>> START Entries shown

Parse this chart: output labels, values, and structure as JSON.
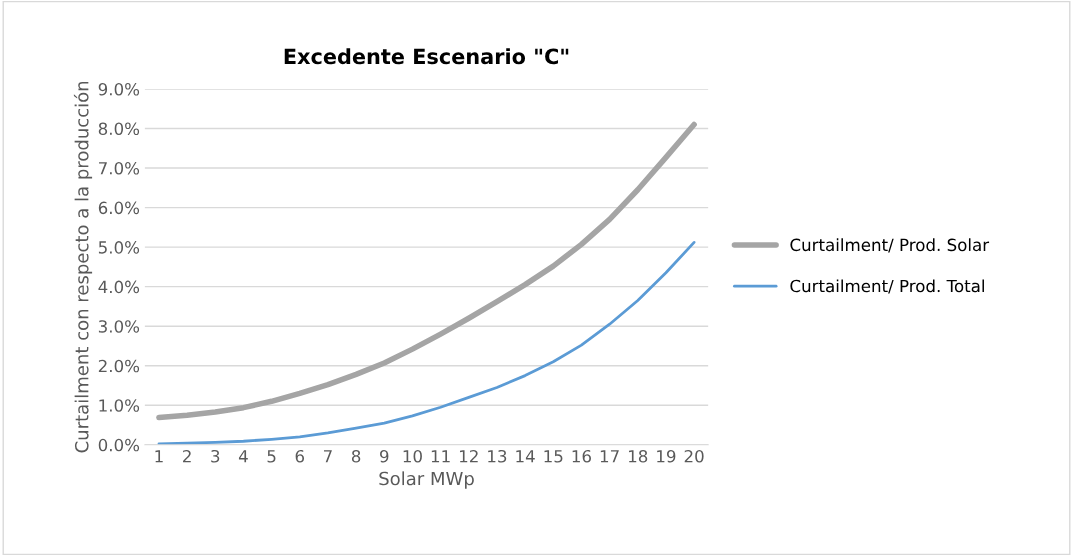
{
  "chart_data": {
    "type": "line",
    "title": "Excedente Escenario \"C\"",
    "xlabel": "Solar MWp",
    "ylabel": "Curtailment con respecto a la producción",
    "categories": [
      "1",
      "2",
      "3",
      "4",
      "5",
      "6",
      "7",
      "8",
      "9",
      "10",
      "11",
      "12",
      "13",
      "14",
      "15",
      "16",
      "17",
      "18",
      "19",
      "20"
    ],
    "series": [
      {
        "name": "Curtailment/ Prod. Solar",
        "color": "#a5a5a5",
        "values": [
          0.69,
          0.75,
          0.83,
          0.94,
          1.1,
          1.3,
          1.52,
          1.78,
          2.07,
          2.42,
          2.8,
          3.2,
          3.62,
          4.05,
          4.52,
          5.07,
          5.7,
          6.45,
          7.27,
          8.1
        ]
      },
      {
        "name": "Curtailment/ Prod. Total",
        "color": "#5b9bd5",
        "values": [
          0.02,
          0.04,
          0.06,
          0.09,
          0.14,
          0.2,
          0.3,
          0.42,
          0.55,
          0.73,
          0.95,
          1.2,
          1.45,
          1.75,
          2.1,
          2.52,
          3.05,
          3.65,
          4.35,
          5.12
        ]
      }
    ],
    "ylim": [
      0,
      9
    ],
    "yticks": [
      {
        "value": 0,
        "label": "0.0%"
      },
      {
        "value": 1,
        "label": "1.0%"
      },
      {
        "value": 2,
        "label": "2.0%"
      },
      {
        "value": 3,
        "label": "3.0%"
      },
      {
        "value": 4,
        "label": "4.0%"
      },
      {
        "value": 5,
        "label": "5.0%"
      },
      {
        "value": 6,
        "label": "6.0%"
      },
      {
        "value": 7,
        "label": "7.0%"
      },
      {
        "value": 8,
        "label": "8.0%"
      },
      {
        "value": 9,
        "label": "9.0%"
      }
    ],
    "grid": "y",
    "legend": "right",
    "marker": "none",
    "line_style": "solid"
  }
}
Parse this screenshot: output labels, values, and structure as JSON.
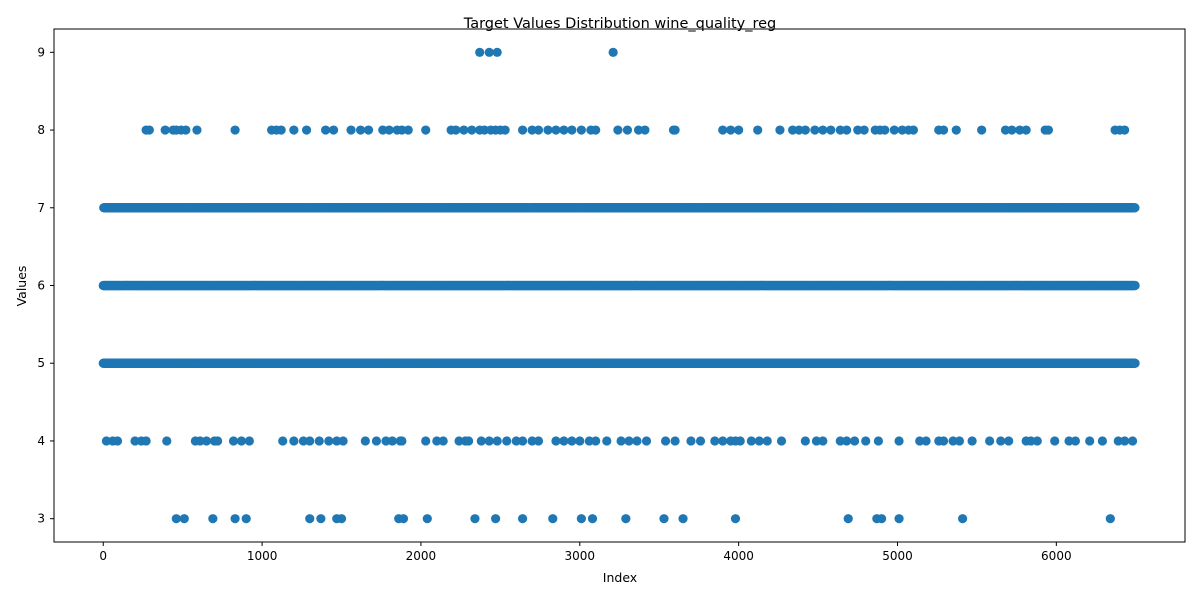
{
  "chart_data": {
    "type": "scatter",
    "title": "Target Values Distribution wine_quality_reg",
    "xlabel": "Index",
    "ylabel": "Values",
    "xlim": [
      -310,
      6810
    ],
    "ylim": [
      2.7,
      9.3
    ],
    "xticks": [
      0,
      1000,
      2000,
      3000,
      4000,
      5000,
      6000
    ],
    "yticks": [
      3,
      4,
      5,
      6,
      7,
      8,
      9
    ],
    "grid": false,
    "marker_color": "#1f77b4",
    "n_points": 6497,
    "dense_levels": [
      5,
      6,
      7
    ],
    "sparse_points": {
      "9": [
        2370,
        2430,
        2480,
        3210
      ],
      "8": [
        270,
        290,
        390,
        440,
        460,
        490,
        520,
        590,
        830,
        1060,
        1090,
        1120,
        1200,
        1280,
        1400,
        1450,
        1560,
        1620,
        1670,
        1760,
        1800,
        1850,
        1880,
        1920,
        2030,
        2190,
        2220,
        2270,
        2320,
        2370,
        2400,
        2440,
        2470,
        2500,
        2530,
        2640,
        2700,
        2740,
        2800,
        2850,
        2900,
        2950,
        3010,
        3070,
        3100,
        3240,
        3300,
        3370,
        3410,
        3590,
        3600,
        3900,
        3950,
        4000,
        4120,
        4260,
        4340,
        4380,
        4420,
        4480,
        4530,
        4580,
        4640,
        4680,
        4750,
        4790,
        4860,
        4890,
        4920,
        4980,
        5030,
        5070,
        5100,
        5260,
        5290,
        5370,
        5530,
        5680,
        5720,
        5770,
        5810,
        5930,
        5950,
        6370,
        6400,
        6430
      ],
      "4": [
        20,
        60,
        90,
        200,
        240,
        270,
        400,
        580,
        610,
        650,
        700,
        720,
        820,
        870,
        920,
        1130,
        1200,
        1260,
        1300,
        1360,
        1420,
        1470,
        1510,
        1650,
        1720,
        1780,
        1820,
        1870,
        1880,
        2030,
        2100,
        2140,
        2240,
        2280,
        2300,
        2380,
        2430,
        2480,
        2540,
        2600,
        2640,
        2700,
        2740,
        2850,
        2900,
        2950,
        3000,
        3060,
        3100,
        3170,
        3260,
        3310,
        3360,
        3420,
        3540,
        3600,
        3700,
        3760,
        3850,
        3900,
        3950,
        3980,
        4010,
        4080,
        4130,
        4180,
        4270,
        4420,
        4490,
        4530,
        4640,
        4680,
        4730,
        4800,
        4880,
        5010,
        5140,
        5180,
        5260,
        5290,
        5350,
        5390,
        5470,
        5580,
        5650,
        5700,
        5810,
        5840,
        5880,
        5990,
        6080,
        6120,
        6210,
        6290,
        6390,
        6430,
        6480
      ],
      "3": [
        460,
        510,
        690,
        830,
        900,
        1300,
        1370,
        1470,
        1500,
        1860,
        1890,
        2040,
        2340,
        2470,
        2640,
        2830,
        3010,
        3080,
        3290,
        3530,
        3650,
        3980,
        4690,
        4870,
        4900,
        5010,
        5410,
        6340
      ]
    }
  }
}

>> END Entries shown

#### Your objective
Omit pictures; set down the rest of the material word for word.

#### Result
Parse this chart: output labels, values, and structure as JSON.
{
  "chart_data": {
    "type": "line",
    "title": "Excedente Escenario \"C\"",
    "xlabel": "Solar MWp",
    "ylabel": "Curtailment con respecto a la producción",
    "categories": [
      "1",
      "2",
      "3",
      "4",
      "5",
      "6",
      "7",
      "8",
      "9",
      "10",
      "11",
      "12",
      "13",
      "14",
      "15",
      "16",
      "17",
      "18",
      "19",
      "20"
    ],
    "series": [
      {
        "name": "Curtailment/ Prod. Solar",
        "color": "#a5a5a5",
        "values": [
          0.69,
          0.75,
          0.83,
          0.94,
          1.1,
          1.3,
          1.52,
          1.78,
          2.07,
          2.42,
          2.8,
          3.2,
          3.62,
          4.05,
          4.52,
          5.07,
          5.7,
          6.45,
          7.27,
          8.1
        ]
      },
      {
        "name": "Curtailment/ Prod. Total",
        "color": "#5b9bd5",
        "values": [
          0.02,
          0.04,
          0.06,
          0.09,
          0.14,
          0.2,
          0.3,
          0.42,
          0.55,
          0.73,
          0.95,
          1.2,
          1.45,
          1.75,
          2.1,
          2.52,
          3.05,
          3.65,
          4.35,
          5.12
        ]
      }
    ],
    "ylim": [
      0,
      9
    ],
    "yticks": [
      {
        "value": 0,
        "label": "0.0%"
      },
      {
        "value": 1,
        "label": "1.0%"
      },
      {
        "value": 2,
        "label": "2.0%"
      },
      {
        "value": 3,
        "label": "3.0%"
      },
      {
        "value": 4,
        "label": "4.0%"
      },
      {
        "value": 5,
        "label": "5.0%"
      },
      {
        "value": 6,
        "label": "6.0%"
      },
      {
        "value": 7,
        "label": "7.0%"
      },
      {
        "value": 8,
        "label": "8.0%"
      },
      {
        "value": 9,
        "label": "9.0%"
      }
    ],
    "grid": "y",
    "legend": "right",
    "marker": "none",
    "line_style": "solid"
  }
}
Parse this screenshot: output labels, values, and structure as JSON.
{
  "chart_data": {
    "type": "scatter",
    "title": "Target Values Distribution wine_quality_reg",
    "xlabel": "Index",
    "ylabel": "Values",
    "xlim": [
      -310,
      6810
    ],
    "ylim": [
      2.7,
      9.3
    ],
    "xticks": [
      0,
      1000,
      2000,
      3000,
      4000,
      5000,
      6000
    ],
    "yticks": [
      3,
      4,
      5,
      6,
      7,
      8,
      9
    ],
    "grid": false,
    "marker_color": "#1f77b4",
    "n_points": 6497,
    "dense_levels": [
      5,
      6,
      7
    ],
    "sparse_points": {
      "9": [
        2370,
        2430,
        2480,
        3210
      ],
      "8": [
        270,
        290,
        390,
        440,
        460,
        490,
        520,
        590,
        830,
        1060,
        1090,
        1120,
        1200,
        1280,
        1400,
        1450,
        1560,
        1620,
        1670,
        1760,
        1800,
        1850,
        1880,
        1920,
        2030,
        2190,
        2220,
        2270,
        2320,
        2370,
        2400,
        2440,
        2470,
        2500,
        2530,
        2640,
        2700,
        2740,
        2800,
        2850,
        2900,
        2950,
        3010,
        3070,
        3100,
        3240,
        3300,
        3370,
        3410,
        3590,
        3600,
        3900,
        3950,
        4000,
        4120,
        4260,
        4340,
        4380,
        4420,
        4480,
        4530,
        4580,
        4640,
        4680,
        4750,
        4790,
        4860,
        4890,
        4920,
        4980,
        5030,
        5070,
        5100,
        5260,
        5290,
        5370,
        5530,
        5680,
        5720,
        5770,
        5810,
        5930,
        5950,
        6370,
        6400,
        6430
      ],
      "4": [
        20,
        60,
        90,
        200,
        240,
        270,
        400,
        580,
        610,
        650,
        700,
        720,
        820,
        870,
        920,
        1130,
        1200,
        1260,
        1300,
        1360,
        1420,
        1470,
        1510,
        1650,
        1720,
        1780,
        1820,
        1870,
        1880,
        2030,
        2100,
        2140,
        2240,
        2280,
        2300,
        2380,
        2430,
        2480,
        2540,
        2600,
        2640,
        2700,
        2740,
        2850,
        2900,
        2950,
        3000,
        3060,
        3100,
        3170,
        3260,
        3310,
        3360,
        3420,
        3540,
        3600,
        3700,
        3760,
        3850,
        3900,
        3950,
        3980,
        4010,
        4080,
        4130,
        4180,
        4270,
        4420,
        4490,
        4530,
        4640,
        4680,
        4730,
        4800,
        4880,
        5010,
        5140,
        5180,
        5260,
        5290,
        5350,
        5390,
        5470,
        5580,
        5650,
        5700,
        5810,
        5840,
        5880,
        5990,
        6080,
        6120,
        6210,
        6290,
        6390,
        6430,
        6480
      ],
      "3": [
        460,
        510,
        690,
        830,
        900,
        1300,
        1370,
        1470,
        1500,
        1860,
        1890,
        2040,
        2340,
        2470,
        2640,
        2830,
        3010,
        3080,
        3290,
        3530,
        3650,
        3980,
        4690,
        4870,
        4900,
        5010,
        5410,
        6340
      ]
    }
  }
}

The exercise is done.